## THE EXERCISE
Across the entries below, how many lines contain the string "skills"? Give only the count.

[Begin]

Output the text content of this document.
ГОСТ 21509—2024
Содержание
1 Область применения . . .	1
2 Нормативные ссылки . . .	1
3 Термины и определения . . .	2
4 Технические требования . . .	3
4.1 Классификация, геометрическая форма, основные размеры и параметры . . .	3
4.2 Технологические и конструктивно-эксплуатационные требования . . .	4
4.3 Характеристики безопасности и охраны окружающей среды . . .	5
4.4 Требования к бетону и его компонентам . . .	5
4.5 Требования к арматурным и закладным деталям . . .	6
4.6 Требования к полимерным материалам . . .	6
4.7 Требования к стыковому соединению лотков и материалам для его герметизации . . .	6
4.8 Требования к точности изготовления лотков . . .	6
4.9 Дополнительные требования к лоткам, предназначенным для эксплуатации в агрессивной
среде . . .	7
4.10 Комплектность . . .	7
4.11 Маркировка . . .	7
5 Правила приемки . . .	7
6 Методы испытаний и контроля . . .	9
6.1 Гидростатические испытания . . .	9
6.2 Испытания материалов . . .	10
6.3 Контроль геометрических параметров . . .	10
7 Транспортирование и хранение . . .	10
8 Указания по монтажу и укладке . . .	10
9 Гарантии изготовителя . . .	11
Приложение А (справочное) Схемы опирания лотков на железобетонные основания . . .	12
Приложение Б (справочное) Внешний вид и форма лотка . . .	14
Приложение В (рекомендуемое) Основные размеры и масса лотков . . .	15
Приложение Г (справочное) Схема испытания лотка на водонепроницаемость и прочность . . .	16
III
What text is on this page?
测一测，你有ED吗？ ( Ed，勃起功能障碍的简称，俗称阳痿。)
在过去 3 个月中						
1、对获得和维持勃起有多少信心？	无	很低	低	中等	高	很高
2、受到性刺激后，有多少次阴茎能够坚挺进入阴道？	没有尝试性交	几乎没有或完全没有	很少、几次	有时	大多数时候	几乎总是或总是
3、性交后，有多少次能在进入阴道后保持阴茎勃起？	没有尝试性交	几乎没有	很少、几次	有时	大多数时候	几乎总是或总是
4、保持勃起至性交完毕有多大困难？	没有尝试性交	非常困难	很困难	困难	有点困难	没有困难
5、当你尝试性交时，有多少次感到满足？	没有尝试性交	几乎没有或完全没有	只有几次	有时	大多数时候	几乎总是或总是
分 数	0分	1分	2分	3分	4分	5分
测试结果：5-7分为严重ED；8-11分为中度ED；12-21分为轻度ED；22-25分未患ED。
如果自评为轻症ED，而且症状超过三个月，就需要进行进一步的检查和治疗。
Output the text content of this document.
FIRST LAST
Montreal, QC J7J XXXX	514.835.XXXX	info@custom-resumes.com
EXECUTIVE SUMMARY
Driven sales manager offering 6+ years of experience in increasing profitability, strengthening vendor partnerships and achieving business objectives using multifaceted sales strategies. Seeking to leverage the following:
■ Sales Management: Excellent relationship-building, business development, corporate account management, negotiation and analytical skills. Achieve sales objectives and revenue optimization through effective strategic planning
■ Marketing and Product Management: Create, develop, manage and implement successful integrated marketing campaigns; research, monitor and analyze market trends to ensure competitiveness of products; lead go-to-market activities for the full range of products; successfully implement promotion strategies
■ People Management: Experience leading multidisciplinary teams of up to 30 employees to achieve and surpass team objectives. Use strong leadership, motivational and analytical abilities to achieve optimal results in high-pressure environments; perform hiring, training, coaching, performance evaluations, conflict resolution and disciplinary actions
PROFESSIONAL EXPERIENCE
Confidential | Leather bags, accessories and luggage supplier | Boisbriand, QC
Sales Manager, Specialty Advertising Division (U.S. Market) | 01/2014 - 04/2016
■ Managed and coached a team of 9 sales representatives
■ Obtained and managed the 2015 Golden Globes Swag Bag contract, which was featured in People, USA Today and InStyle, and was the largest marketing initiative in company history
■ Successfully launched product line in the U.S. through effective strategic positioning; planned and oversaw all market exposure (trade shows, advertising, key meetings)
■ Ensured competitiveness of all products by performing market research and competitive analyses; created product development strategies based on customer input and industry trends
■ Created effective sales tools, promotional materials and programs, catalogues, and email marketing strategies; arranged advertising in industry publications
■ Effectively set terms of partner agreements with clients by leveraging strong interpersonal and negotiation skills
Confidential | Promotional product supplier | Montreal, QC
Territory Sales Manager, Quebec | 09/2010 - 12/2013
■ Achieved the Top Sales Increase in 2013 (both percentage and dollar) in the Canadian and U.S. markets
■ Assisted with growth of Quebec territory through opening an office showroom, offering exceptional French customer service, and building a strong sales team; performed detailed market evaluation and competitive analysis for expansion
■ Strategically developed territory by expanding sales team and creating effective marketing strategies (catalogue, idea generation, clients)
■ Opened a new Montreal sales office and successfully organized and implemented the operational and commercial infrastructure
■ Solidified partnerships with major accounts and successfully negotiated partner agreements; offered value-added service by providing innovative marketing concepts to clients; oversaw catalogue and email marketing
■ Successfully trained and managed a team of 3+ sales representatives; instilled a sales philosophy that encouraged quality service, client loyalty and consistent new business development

[End]

## REPLY
2